Any pictures in the records below should be skipped; write out everything else exactly.

-- Begin DATA FOR THIS TASK --

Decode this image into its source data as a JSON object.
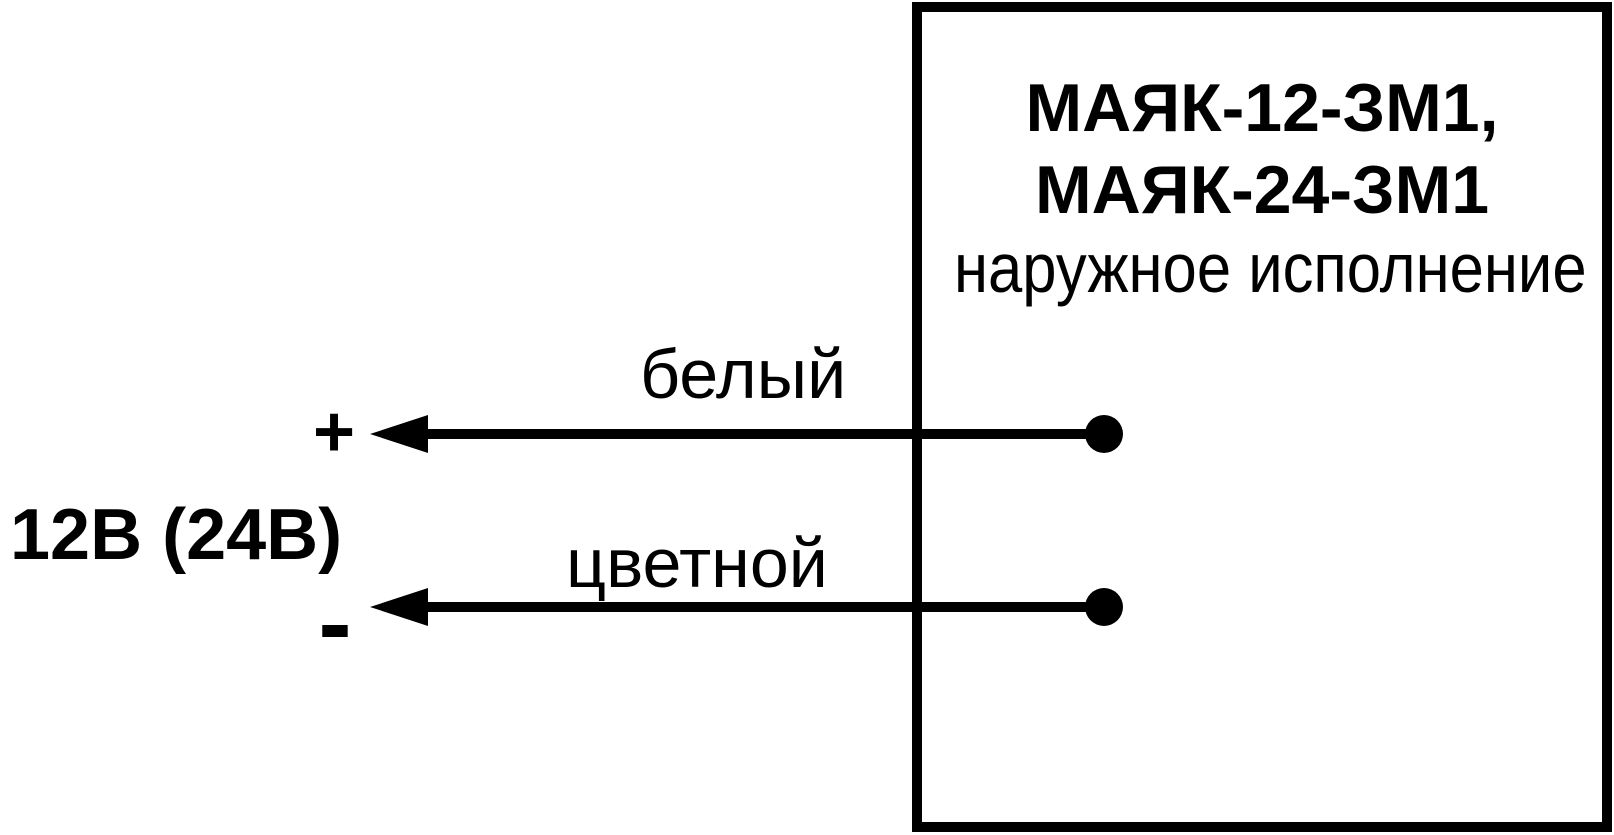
{
  "device": {
    "model_line1": "МАЯК-12-ЗМ1,",
    "model_line2": "МАЯК-24-ЗМ1",
    "variant": "наружное исполнение"
  },
  "power_source": {
    "label": "12В (24В)",
    "positive": "+",
    "negative": "-"
  },
  "wires": [
    {
      "label": "белый",
      "polarity": "+"
    },
    {
      "label": "цветной",
      "polarity": "-"
    }
  ],
  "colors": {
    "line": "#000000",
    "background": "#ffffff"
  }
}
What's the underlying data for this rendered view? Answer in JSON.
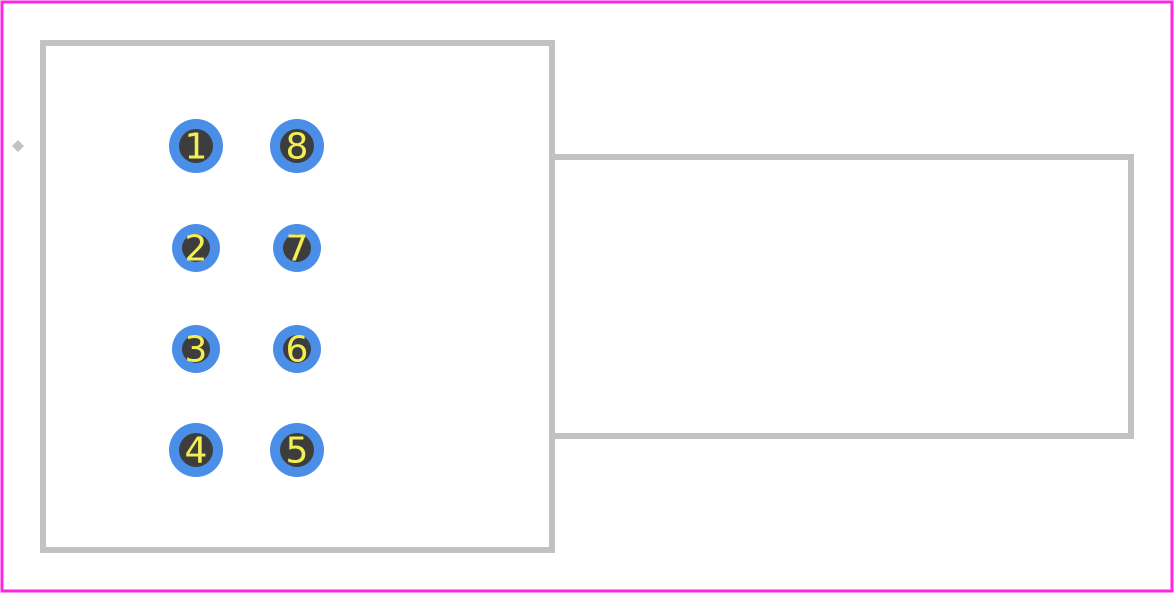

-- End DATA FOR THIS TASK --

- [THE ANSWER]
Decode this image into its source data as a JSON object.
{
  "device": {
    "model_line1": "МАЯК-12-ЗМ1,",
    "model_line2": "МАЯК-24-ЗМ1",
    "variant": "наружное исполнение"
  },
  "power_source": {
    "label": "12В (24В)",
    "positive": "+",
    "negative": "-"
  },
  "wires": [
    {
      "label": "белый",
      "polarity": "+"
    },
    {
      "label": "цветной",
      "polarity": "-"
    }
  ],
  "colors": {
    "line": "#000000",
    "background": "#ffffff"
  }
}
What's the underlying data for this rendered view? Answer in JSON.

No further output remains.